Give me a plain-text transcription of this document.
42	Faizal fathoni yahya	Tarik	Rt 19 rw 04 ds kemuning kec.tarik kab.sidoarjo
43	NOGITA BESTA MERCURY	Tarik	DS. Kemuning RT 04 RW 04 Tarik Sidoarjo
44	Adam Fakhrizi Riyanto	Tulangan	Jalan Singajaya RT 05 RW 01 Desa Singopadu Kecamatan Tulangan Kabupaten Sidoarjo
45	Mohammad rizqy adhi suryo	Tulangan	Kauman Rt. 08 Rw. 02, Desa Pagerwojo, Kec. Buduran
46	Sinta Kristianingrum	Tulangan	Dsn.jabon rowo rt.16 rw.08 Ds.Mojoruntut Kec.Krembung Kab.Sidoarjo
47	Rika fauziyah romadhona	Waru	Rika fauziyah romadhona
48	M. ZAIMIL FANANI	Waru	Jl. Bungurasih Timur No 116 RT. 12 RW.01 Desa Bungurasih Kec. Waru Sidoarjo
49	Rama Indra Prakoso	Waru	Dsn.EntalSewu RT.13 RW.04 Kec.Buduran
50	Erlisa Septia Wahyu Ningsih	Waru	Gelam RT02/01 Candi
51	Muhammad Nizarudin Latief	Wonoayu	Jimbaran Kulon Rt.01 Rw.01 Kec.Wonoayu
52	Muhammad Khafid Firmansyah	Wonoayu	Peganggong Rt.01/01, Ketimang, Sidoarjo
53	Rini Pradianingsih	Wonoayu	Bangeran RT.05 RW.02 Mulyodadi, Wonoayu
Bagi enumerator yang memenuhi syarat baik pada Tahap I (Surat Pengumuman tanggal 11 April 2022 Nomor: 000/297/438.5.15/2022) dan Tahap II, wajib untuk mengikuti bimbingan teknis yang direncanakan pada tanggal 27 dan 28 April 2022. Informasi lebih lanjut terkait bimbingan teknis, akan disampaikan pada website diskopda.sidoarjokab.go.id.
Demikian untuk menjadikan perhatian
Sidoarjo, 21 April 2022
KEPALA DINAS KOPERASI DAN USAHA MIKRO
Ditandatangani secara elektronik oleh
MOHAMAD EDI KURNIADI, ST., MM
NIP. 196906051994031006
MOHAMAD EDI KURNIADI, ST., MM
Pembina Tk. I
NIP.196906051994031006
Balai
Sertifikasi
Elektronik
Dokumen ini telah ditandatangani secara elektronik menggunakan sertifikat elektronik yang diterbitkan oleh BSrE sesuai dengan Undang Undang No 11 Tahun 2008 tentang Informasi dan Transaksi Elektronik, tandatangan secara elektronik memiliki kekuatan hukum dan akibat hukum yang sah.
--- --- ---
> _Prompt_
Go through the listing and print each line exactly as it appears.

> _Answer to the task_
Give me a plain-text transcription of this document.
42	Faizal fathoni yahya	Tarik	Rt 19 rw 04 ds kemuning kec.tarik kab.sidoarjo
43	NOGITA BESTA MERCURY	Tarik	DS. Kemuning RT 04 RW 04 Tarik Sidoarjo
44	Adam Fakhrizi Riyanto	Tulangan	Jalan Singajaya RT 05 RW 01 Desa Singopadu Kecamatan Tulangan Kabupaten Sidoarjo
45	Mohammad rizqy adhi suryo	Tulangan	Kauman Rt. 08 Rw. 02, Desa Pagerwojo, Kec. Buduran
46	Sinta Kristianingrum	Tulangan	Dsn.jabon rowo rt.16 rw.08 Ds.Mojoruntut Kec.Krembung Kab.Sidoarjo
47	Rika fauziyah romadhona	Waru	Rika fauziyah romadhona
48	M. ZAIMIL FANANI	Waru	Jl. Bungurasih Timur No 116 RT. 12 RW.01 Desa Bungurasih Kec. Waru Sidoarjo
49	Rama Indra Prakoso	Waru	Dsn.EntalSewu RT.13 RW.04 Kec.Buduran
50	Erlisa Septia Wahyu Ningsih	Waru	Gelam RT02/01 Candi
51	Muhammad Nizarudin Latief	Wonoayu	Jimbaran Kulon Rt.01 Rw.01 Kec.Wonoayu
52	Muhammad Khafid Firmansyah	Wonoayu	Peganggong Rt.01/01, Ketimang, Sidoarjo
53	Rini Pradianingsih	Wonoayu	Bangeran RT.05 RW.02 Mulyodadi, Wonoayu
Bagi enumerator yang memenuhi syarat baik pada Tahap I (Surat Pengumuman tanggal 11 April 2022 Nomor: 000/297/438.5.15/2022) dan Tahap II, wajib untuk mengikuti bimbingan teknis yang direncanakan pada tanggal 27 dan 28 April 2022. Informasi lebih lanjut terkait bimbingan teknis, akan disampaikan pada website diskopda.sidoarjokab.go.id.
Demikian untuk menjadikan perhatian
Sidoarjo, 21 April 2022
KEPALA DINAS KOPERASI DAN USAHA MIKRO
Ditandatangani secara elektronik oleh
MOHAMAD EDI KURNIADI, ST., MM
NIP. 196906051994031006
MOHAMAD EDI KURNIADI, ST., MM
Pembina Tk. I
NIP.196906051994031006
Balai
Sertifikasi
Elektronik
Dokumen ini telah ditandatangani secara elektronik menggunakan sertifikat elektronik yang diterbitkan oleh BSrE sesuai dengan Undang Undang No 11 Tahun 2008 tentang Informasi dan Transaksi Elektronik, tandatangan secara elektronik memiliki kekuatan hukum dan akibat hukum yang sah.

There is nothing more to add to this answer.